> RECORDS SHOWN
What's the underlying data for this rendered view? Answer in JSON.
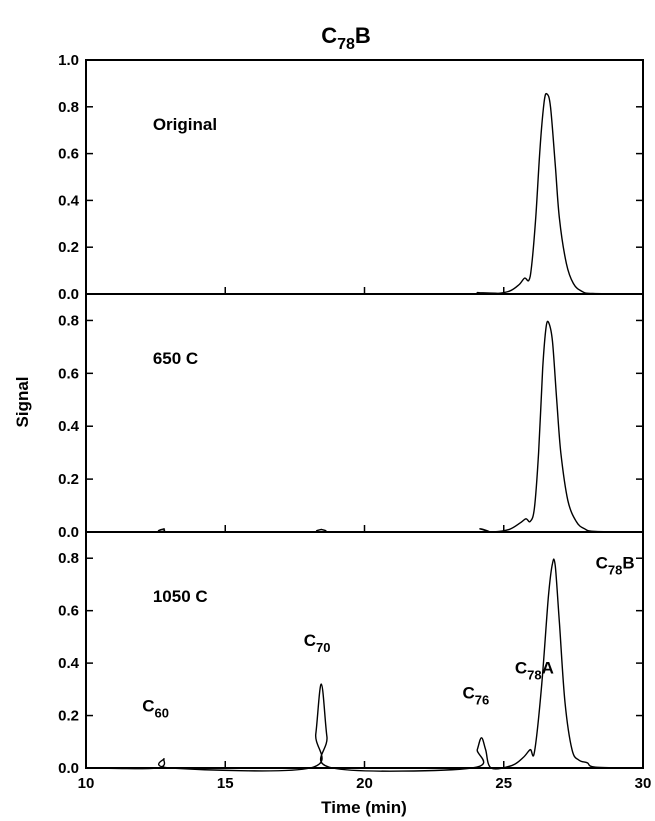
{
  "chart_data": {
    "type": "line",
    "title": {
      "main": "C",
      "sub": "78",
      "tail": "B"
    },
    "xlabel": "Time (min)",
    "ylabel": "Signal",
    "xlim": [
      10,
      30
    ],
    "xticks": [
      "10",
      "15",
      "20",
      "25",
      "30"
    ],
    "grid": false,
    "panels": [
      {
        "label": "Original",
        "ylim": [
          0,
          1.0
        ],
        "yticks": [
          "0.0",
          "0.2",
          "0.4",
          "0.6",
          "0.8",
          "1.0"
        ],
        "series": [
          {
            "x": [
              10,
              23.8,
              24.05,
              24.3,
              24.6,
              25.2,
              25.55,
              25.75,
              25.9,
              26.0,
              26.15,
              26.3,
              26.45,
              26.55,
              26.68,
              26.85,
              27.0,
              27.25,
              27.5,
              27.8,
              28.2,
              30
            ],
            "y": [
              0,
              0,
              0.006,
              0.002,
              0,
              0.012,
              0.04,
              0.068,
              0.058,
              0.12,
              0.33,
              0.62,
              0.82,
              0.855,
              0.8,
              0.55,
              0.32,
              0.13,
              0.045,
              0.012,
              0.002,
              0
            ]
          }
        ],
        "annotations": []
      },
      {
        "label": "650 C",
        "ylim": [
          0,
          0.9
        ],
        "yticks": [
          "0.0",
          "0.2",
          "0.4",
          "0.6",
          "0.8"
        ],
        "series": [
          {
            "x": [
              10,
              12.55,
              12.8,
              13.05,
              18.15,
              18.45,
              18.75,
              23.9,
              24.15,
              24.4,
              24.6,
              25.2,
              25.6,
              25.8,
              25.95,
              26.1,
              26.25,
              26.4,
              26.52,
              26.62,
              26.75,
              26.9,
              27.05,
              27.3,
              27.6,
              27.9,
              28.3,
              30
            ],
            "y": [
              0,
              0,
              0.012,
              0,
              0,
              0.01,
              0,
              0,
              0.012,
              0.005,
              0,
              0.01,
              0.035,
              0.05,
              0.04,
              0.09,
              0.3,
              0.62,
              0.775,
              0.79,
              0.72,
              0.5,
              0.3,
              0.12,
              0.04,
              0.012,
              0.002,
              0
            ]
          }
        ],
        "annotations": []
      },
      {
        "label": "1050 C",
        "ylim": [
          0,
          0.9
        ],
        "yticks": [
          "0.0",
          "0.2",
          "0.4",
          "0.6",
          "0.8"
        ],
        "series": [
          {
            "x": [
              10,
              12.55,
              12.8,
              13.05,
              18.05,
              18.25,
              18.45,
              18.65,
              18.85,
              23.85,
              24.05,
              24.2,
              24.35,
              24.55,
              25.3,
              25.7,
              25.95,
              26.1,
              26.35,
              26.6,
              26.75,
              26.85,
              27.0,
              27.2,
              27.45,
              27.7,
              28.0,
              28.3,
              30
            ],
            "y": [
              0,
              0,
              0.035,
              0,
              0,
              0.13,
              0.32,
              0.12,
              0,
              0,
              0.07,
              0.115,
              0.07,
              0,
              0.01,
              0.04,
              0.07,
              0.06,
              0.3,
              0.65,
              0.78,
              0.77,
              0.55,
              0.25,
              0.07,
              0.03,
              0.02,
              0.003,
              0
            ]
          }
        ],
        "annotations": [
          {
            "text": "C",
            "sub": "60",
            "tail": "",
            "x": 12.5,
            "y": 0.215
          },
          {
            "text": "C",
            "sub": "70",
            "tail": "",
            "x": 18.3,
            "y": 0.465
          },
          {
            "text": "C",
            "sub": "76",
            "tail": "",
            "x": 24.0,
            "y": 0.265
          },
          {
            "text": "C",
            "sub": "78",
            "tail": "A",
            "x": 26.1,
            "y": 0.36
          },
          {
            "text": "C",
            "sub": "78",
            "tail": "B",
            "x": 29.0,
            "y": 0.76
          }
        ]
      }
    ]
  }
}
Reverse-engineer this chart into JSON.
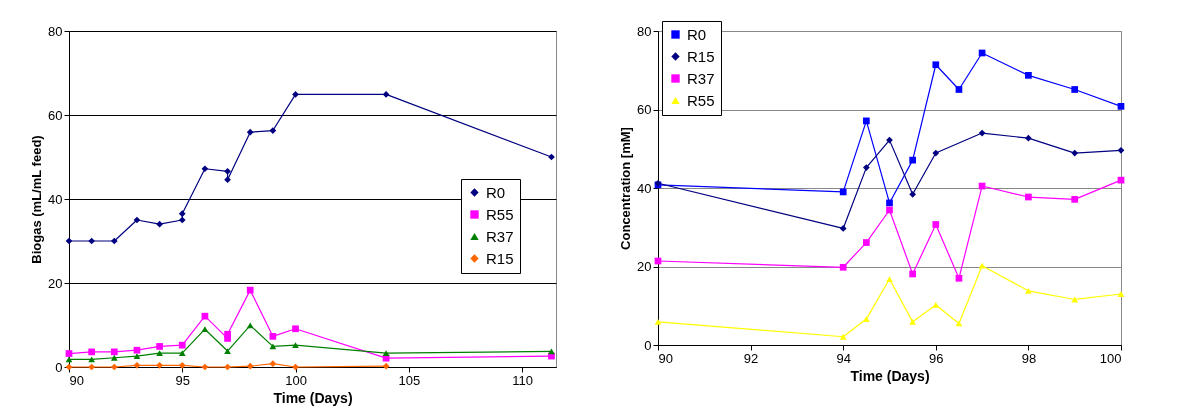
{
  "chart_data": [
    {
      "type": "line",
      "xlabel": "Time (Days)",
      "ylabel": "Biogas (mL/mL feed)",
      "xlim": [
        90,
        111.5
      ],
      "xticks": [
        90,
        95,
        100,
        105,
        110
      ],
      "ylim": [
        0,
        80
      ],
      "yticks": [
        0,
        20,
        40,
        60,
        80
      ],
      "grid": "y",
      "legend": "right",
      "series": [
        {
          "name": "R0",
          "color": "#000080",
          "marker": "diamond",
          "x": [
            90,
            91,
            92,
            93,
            94,
            95,
            95,
            96,
            97,
            97,
            98,
            99,
            100,
            104,
            111.3
          ],
          "values": [
            30,
            30,
            30,
            35,
            34,
            35,
            36.5,
            47.2,
            46.6,
            44.6,
            55.9,
            56.3,
            64.9,
            64.9,
            50
          ]
        },
        {
          "name": "R55",
          "color": "#ff00ff",
          "marker": "square",
          "x": [
            90,
            91,
            92,
            93,
            94,
            95,
            96,
            97,
            97,
            98,
            99,
            100,
            104,
            111.3
          ],
          "values": [
            3.2,
            3.6,
            3.6,
            4,
            4.9,
            5.2,
            12.1,
            6.8,
            7.8,
            18.3,
            7.3,
            9.1,
            2.1,
            2.6
          ]
        },
        {
          "name": "R37",
          "color": "#008000",
          "marker": "triangle",
          "x": [
            90,
            91,
            92,
            93,
            94,
            95,
            96,
            97,
            98,
            99,
            100,
            104,
            111.3
          ],
          "values": [
            1.8,
            1.8,
            2.2,
            2.6,
            3.3,
            3.3,
            9,
            3.8,
            9.9,
            4.9,
            5.2,
            3.3,
            3.7
          ]
        },
        {
          "name": "R15",
          "color": "#ff6600",
          "marker": "diamond",
          "x": [
            90,
            91,
            92,
            93,
            94,
            95,
            96,
            97,
            98,
            99,
            100,
            104
          ],
          "values": [
            0,
            0,
            0,
            0.4,
            0.4,
            0.4,
            0,
            0,
            0.2,
            0.8,
            0,
            0.2
          ]
        }
      ]
    },
    {
      "type": "line",
      "xlabel": "Time (Days)",
      "ylabel": "Concentration [mM]",
      "xlim": [
        90,
        100
      ],
      "xticks": [
        90,
        92,
        94,
        96,
        98,
        100
      ],
      "ylim": [
        0,
        80
      ],
      "yticks": [
        0,
        20,
        40,
        60,
        80
      ],
      "grid": "y",
      "legend": "top left",
      "series": [
        {
          "name": "R0",
          "color": "#0000ff",
          "marker": "square",
          "x": [
            90,
            94,
            94.5,
            95,
            95.5,
            96,
            96.5,
            97,
            98,
            99,
            100
          ],
          "values": [
            40.8,
            39,
            57.1,
            36.2,
            47.1,
            71.4,
            65.1,
            74.4,
            68.7,
            65.1,
            60.8
          ]
        },
        {
          "name": "R15",
          "color": "#000080",
          "marker": "diamond",
          "x": [
            90,
            94,
            94.5,
            95,
            95.5,
            96,
            97,
            98,
            99,
            100
          ],
          "values": [
            41.2,
            29.7,
            45.2,
            52.2,
            38.4,
            48.9,
            54,
            52.7,
            48.9,
            49.6
          ]
        },
        {
          "name": "R37",
          "color": "#ff00ff",
          "marker": "square",
          "x": [
            90,
            94,
            94.5,
            95,
            95.5,
            96,
            96.5,
            97,
            98,
            99,
            100
          ],
          "values": [
            21.4,
            19.8,
            26.1,
            34.4,
            18.1,
            30.7,
            17,
            40.5,
            37.7,
            37.1,
            42
          ]
        },
        {
          "name": "R55",
          "color": "#ffff00",
          "marker": "triangle",
          "x": [
            90,
            94,
            94.5,
            95,
            95.5,
            96,
            96.5,
            97,
            98,
            99,
            100
          ],
          "values": [
            5.9,
            2.1,
            6.6,
            16.8,
            5.9,
            10.2,
            5.5,
            20.2,
            13.8,
            11.6,
            13
          ]
        }
      ]
    }
  ]
}
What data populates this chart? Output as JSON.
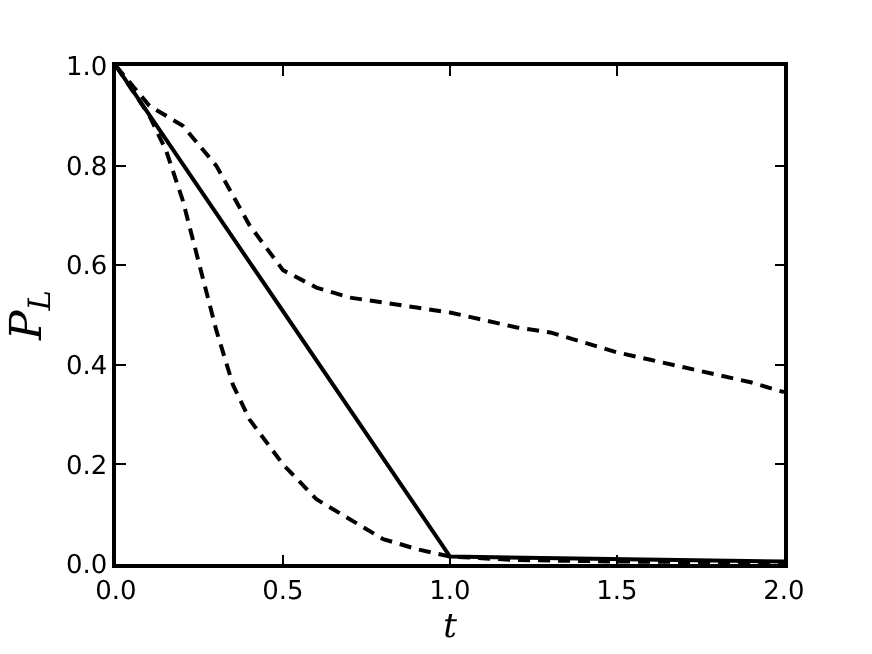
{
  "chart_data": {
    "type": "line",
    "xlabel": "t",
    "ylabel": "P$_{L}$",
    "xlim": [
      0.0,
      2.0
    ],
    "ylim": [
      0.0,
      1.0
    ],
    "xticks": [
      {
        "value": 0,
        "label": "0.0"
      },
      {
        "value": 0.5,
        "label": "0.5"
      },
      {
        "value": 1,
        "label": "1.0"
      },
      {
        "value": 1.5,
        "label": "1.5"
      },
      {
        "value": 2,
        "label": "2.0"
      }
    ],
    "yticks": [
      {
        "value": 0,
        "label": "0.0"
      },
      {
        "value": 0.2,
        "label": "0.2"
      },
      {
        "value": 0.4,
        "label": "0.4"
      },
      {
        "value": 0.6,
        "label": "0.6"
      },
      {
        "value": 0.8,
        "label": "0.8"
      },
      {
        "value": 1,
        "label": "1.0"
      }
    ],
    "marker": "none",
    "series": [
      {
        "color": "#000000",
        "line_style": "solid",
        "x": [
          0,
          1.0,
          2.0
        ],
        "values": [
          1.0,
          0.015,
          0.005
        ]
      },
      {
        "color": "#000000",
        "line_style": "dashed",
        "x": [
          0,
          0.1,
          0.2,
          0.3,
          0.4,
          0.5,
          0.6,
          0.7,
          0.8,
          0.9,
          1.0,
          1.1,
          1.2,
          1.3,
          1.4,
          1.5,
          1.6,
          1.7,
          1.8,
          1.9,
          2.0
        ],
        "values": [
          1.0,
          0.92,
          0.88,
          0.8,
          0.68,
          0.59,
          0.555,
          0.535,
          0.525,
          0.515,
          0.505,
          0.49,
          0.475,
          0.465,
          0.445,
          0.425,
          0.41,
          0.395,
          0.38,
          0.365,
          0.345
        ]
      },
      {
        "color": "#000000",
        "line_style": "dashed",
        "x": [
          0,
          0.05,
          0.1,
          0.15,
          0.2,
          0.25,
          0.3,
          0.35,
          0.4,
          0.5,
          0.6,
          0.7,
          0.8,
          0.9,
          1.0,
          1.2,
          1.5,
          2.0
        ],
        "values": [
          1.0,
          0.95,
          0.9,
          0.83,
          0.73,
          0.6,
          0.47,
          0.36,
          0.29,
          0.2,
          0.13,
          0.09,
          0.05,
          0.03,
          0.015,
          0.008,
          0.005,
          0.003
        ]
      }
    ]
  }
}
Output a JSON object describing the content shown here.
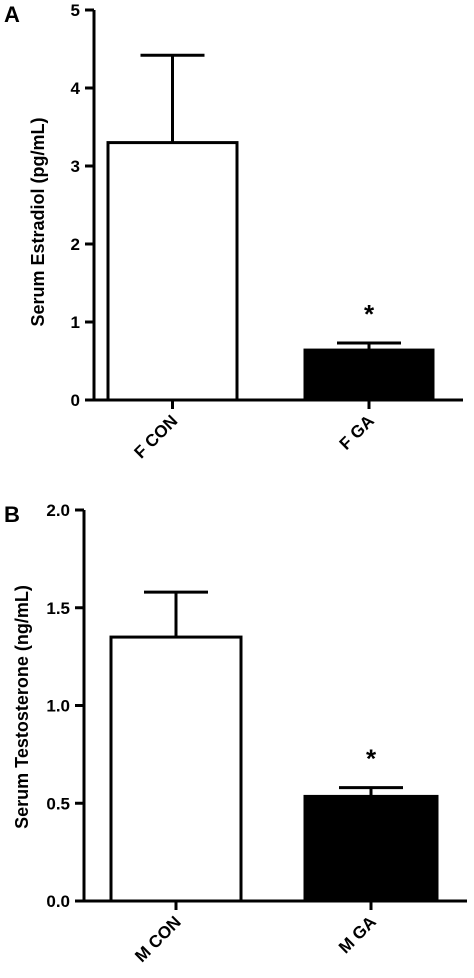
{
  "chart_data": [
    {
      "panel": "A",
      "type": "bar",
      "categories": [
        "F CON",
        "F GA"
      ],
      "values": [
        3.3,
        0.64
      ],
      "errors": [
        1.12,
        0.09
      ],
      "bar_colors": [
        "#ffffff",
        "#000000"
      ],
      "significance": [
        "",
        "*"
      ],
      "ylabel": "Serum Estradiol (pg/mL)",
      "ylim": [
        0,
        5
      ],
      "yticks": [
        "0",
        "1",
        "2",
        "3",
        "4",
        "5"
      ],
      "ytick_values": [
        0,
        1,
        2,
        3,
        4,
        5
      ]
    },
    {
      "panel": "B",
      "type": "bar",
      "categories": [
        "M CON",
        "M GA"
      ],
      "values": [
        1.35,
        0.535
      ],
      "errors": [
        0.23,
        0.045
      ],
      "bar_colors": [
        "#ffffff",
        "#000000"
      ],
      "significance": [
        "",
        "*"
      ],
      "ylabel": "Serum Testosterone (ng/mL)",
      "ylim": [
        0,
        2.0
      ],
      "yticks": [
        "0.0",
        "0.5",
        "1.0",
        "1.5",
        "2.0"
      ],
      "ytick_values": [
        0,
        0.5,
        1.0,
        1.5,
        2.0
      ]
    }
  ]
}
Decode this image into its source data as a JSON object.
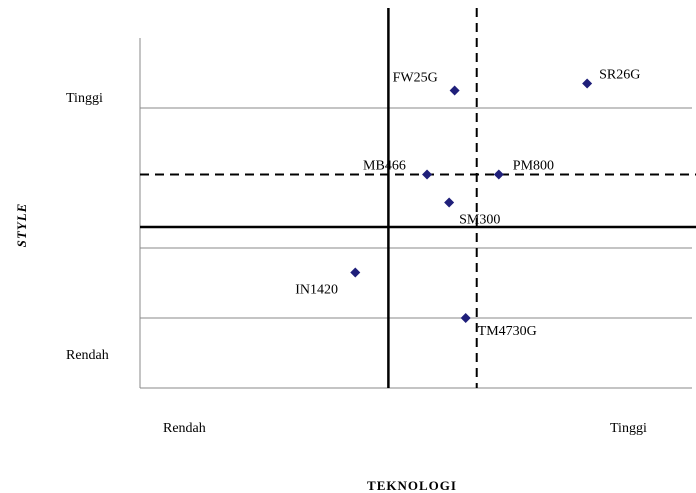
{
  "chart_data": {
    "type": "scatter",
    "xlabel": "TEKNOLOGI",
    "ylabel": "STYLE",
    "x_tick_labels": {
      "low": "Rendah",
      "high": "Tinggi"
    },
    "y_tick_labels": {
      "low": "Rendah",
      "high": "Tinggi"
    },
    "xlim": [
      0,
      100
    ],
    "ylim": [
      0,
      100
    ],
    "grid": true,
    "reference_lines": {
      "x_solid": 45,
      "x_dashed": 61,
      "y_solid": 46,
      "y_dashed": 61
    },
    "points": [
      {
        "label": "FW25G",
        "x": 57,
        "y": 85
      },
      {
        "label": "SR26G",
        "x": 81,
        "y": 87
      },
      {
        "label": "MB466",
        "x": 52,
        "y": 61
      },
      {
        "label": "PM800",
        "x": 65,
        "y": 61
      },
      {
        "label": "SM300",
        "x": 56,
        "y": 53
      },
      {
        "label": "IN1420",
        "x": 39,
        "y": 33
      },
      {
        "label": "TM4730G",
        "x": 59,
        "y": 20
      }
    ],
    "marker_color": "#1f1f7a"
  }
}
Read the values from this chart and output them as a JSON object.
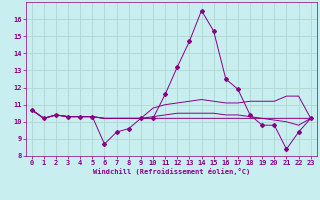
{
  "xlabel": "Windchill (Refroidissement éolien,°C)",
  "background_color": "#c8eef0",
  "grid_color": "#b0d8d0",
  "line_color": "#880088",
  "xlim": [
    -0.5,
    23.5
  ],
  "ylim": [
    8,
    17
  ],
  "yticks": [
    8,
    9,
    10,
    11,
    12,
    13,
    14,
    15,
    16
  ],
  "xticks": [
    0,
    1,
    2,
    3,
    4,
    5,
    6,
    7,
    8,
    9,
    10,
    11,
    12,
    13,
    14,
    15,
    16,
    17,
    18,
    19,
    20,
    21,
    22,
    23
  ],
  "series": [
    [
      10.7,
      10.2,
      10.4,
      10.3,
      10.3,
      10.3,
      8.7,
      9.4,
      9.6,
      10.2,
      10.2,
      11.6,
      13.2,
      14.7,
      16.5,
      15.3,
      12.5,
      11.9,
      10.4,
      9.8,
      9.8,
      8.4,
      9.4,
      10.2
    ],
    [
      10.7,
      10.2,
      10.4,
      10.3,
      10.3,
      10.3,
      10.2,
      10.2,
      10.2,
      10.2,
      10.8,
      11.0,
      11.1,
      11.2,
      11.3,
      11.2,
      11.1,
      11.1,
      11.2,
      11.2,
      11.2,
      11.5,
      11.5,
      10.2
    ],
    [
      10.7,
      10.2,
      10.4,
      10.3,
      10.3,
      10.3,
      10.2,
      10.2,
      10.2,
      10.2,
      10.3,
      10.4,
      10.5,
      10.5,
      10.5,
      10.5,
      10.4,
      10.4,
      10.3,
      10.2,
      10.1,
      10.0,
      9.8,
      10.2
    ],
    [
      10.7,
      10.2,
      10.4,
      10.3,
      10.3,
      10.3,
      10.2,
      10.2,
      10.2,
      10.2,
      10.2,
      10.2,
      10.2,
      10.2,
      10.2,
      10.2,
      10.2,
      10.2,
      10.2,
      10.2,
      10.2,
      10.2,
      10.2,
      10.2
    ]
  ],
  "marker_series": 0,
  "marker": "D",
  "marker_size": 2.0
}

> PROBLEM TO SOLVE
Copy out every line from the material above in which the word "this" appears.

> TASK RESPONSE
What's the underlying data for this rendered view? Answer in JSON.
Reverse-engineer this chart into JSON.
What data populates this chart? Output as JSON.
Decode this image into its source data as a JSON object.
Read the values from this chart and output them as a JSON object.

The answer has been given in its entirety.